Nothing in the data may be altered; copy it all exactly.

* **Given records**:

::::

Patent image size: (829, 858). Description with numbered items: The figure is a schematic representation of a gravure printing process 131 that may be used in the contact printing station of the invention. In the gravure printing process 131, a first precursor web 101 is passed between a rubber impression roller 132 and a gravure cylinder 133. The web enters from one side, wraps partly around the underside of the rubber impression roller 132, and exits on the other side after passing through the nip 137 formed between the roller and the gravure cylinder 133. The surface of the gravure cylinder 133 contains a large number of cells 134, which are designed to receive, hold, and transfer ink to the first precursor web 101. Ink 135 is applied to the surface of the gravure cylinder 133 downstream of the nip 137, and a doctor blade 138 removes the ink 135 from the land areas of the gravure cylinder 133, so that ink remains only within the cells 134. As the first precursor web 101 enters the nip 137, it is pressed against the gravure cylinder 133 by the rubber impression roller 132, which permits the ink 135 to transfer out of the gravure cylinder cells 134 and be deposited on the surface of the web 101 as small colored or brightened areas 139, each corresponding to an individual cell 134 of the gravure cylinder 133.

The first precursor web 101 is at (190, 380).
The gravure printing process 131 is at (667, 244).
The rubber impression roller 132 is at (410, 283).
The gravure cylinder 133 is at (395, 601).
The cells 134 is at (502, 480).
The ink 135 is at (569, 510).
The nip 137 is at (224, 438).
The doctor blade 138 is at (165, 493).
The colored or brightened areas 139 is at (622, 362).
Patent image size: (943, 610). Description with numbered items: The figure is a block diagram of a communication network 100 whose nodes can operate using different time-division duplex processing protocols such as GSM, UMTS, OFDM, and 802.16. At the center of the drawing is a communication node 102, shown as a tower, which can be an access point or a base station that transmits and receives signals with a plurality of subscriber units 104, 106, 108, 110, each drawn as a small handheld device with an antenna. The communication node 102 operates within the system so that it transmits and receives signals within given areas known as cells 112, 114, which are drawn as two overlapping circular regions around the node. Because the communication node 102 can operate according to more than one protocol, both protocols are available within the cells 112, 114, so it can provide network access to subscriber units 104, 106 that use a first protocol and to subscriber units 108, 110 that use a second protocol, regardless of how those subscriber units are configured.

::::

* **Exercise solution**:
Patent image size: (829, 858). Description with numbered items: The figure is a schematic representation of a gravure printing process 131 that may be used in the contact printing station of the invention. In the gravure printing process 131, a first precursor web 101 is passed between a rubber impression roller 132 and a gravure cylinder 133. The web enters from one side, wraps partly around the underside of the rubber impression roller 132, and exits on the other side after passing through the nip 137 formed between the roller and the gravure cylinder 133. The surface of the gravure cylinder 133 contains a large number of cells 134, which are designed to receive, hold, and transfer ink to the first precursor web 101. Ink 135 is applied to the surface of the gravure cylinder 133 downstream of the nip 137, and a doctor blade 138 removes the ink 135 from the land areas of the gravure cylinder 133, so that ink remains only within the cells 134. As the first precursor web 101 enters the nip 137, it is pressed against the gravure cylinder 133 by the rubber impression roller 132, which permits the ink 135 to transfer out of the gravure cylinder cells 134 and be deposited on the surface of the web 101 as small colored or brightened areas 139, each corresponding to an individual cell 134 of the gravure cylinder 133.

The first precursor web 101 is at (190, 380).
The gravure printing process 131 is at (667, 244).
The rubber impression roller 132 is at (410, 283).
The gravure cylinder 133 is at (395, 601).
The cells 134 is at (502, 480).
The ink 135 is at (569, 510).
The nip 137 is at (224, 438).
The doctor blade 138 is at (165, 493).
The colored or brightened areas 139 is at (622, 362).
Patent image size: (943, 610). Description with numbered items: The figure is a block diagram of a communication network 100 whose nodes can operate using different time-division duplex processing protocols such as GSM, UMTS, OFDM, and 802.16. At the center of the drawing is a communication node 102, shown as a tower, which can be an access point or a base station that transmits and receives signals with a plurality of subscriber units 104, 106, 108, 110, each drawn as a small handheld device with an antenna. The communication node 102 operates within the system so that it transmits and receives signals within given areas known as cells 112, 114, which are drawn as two overlapping circular regions around the node. Because the communication node 102 can operate according to more than one protocol, both protocols are available within the cells 112, 114, so it can provide network access to subscriber units 104, 106 that use a first protocol and to subscriber units 108, 110 that use a second protocol, regardless of how those subscriber units are configured.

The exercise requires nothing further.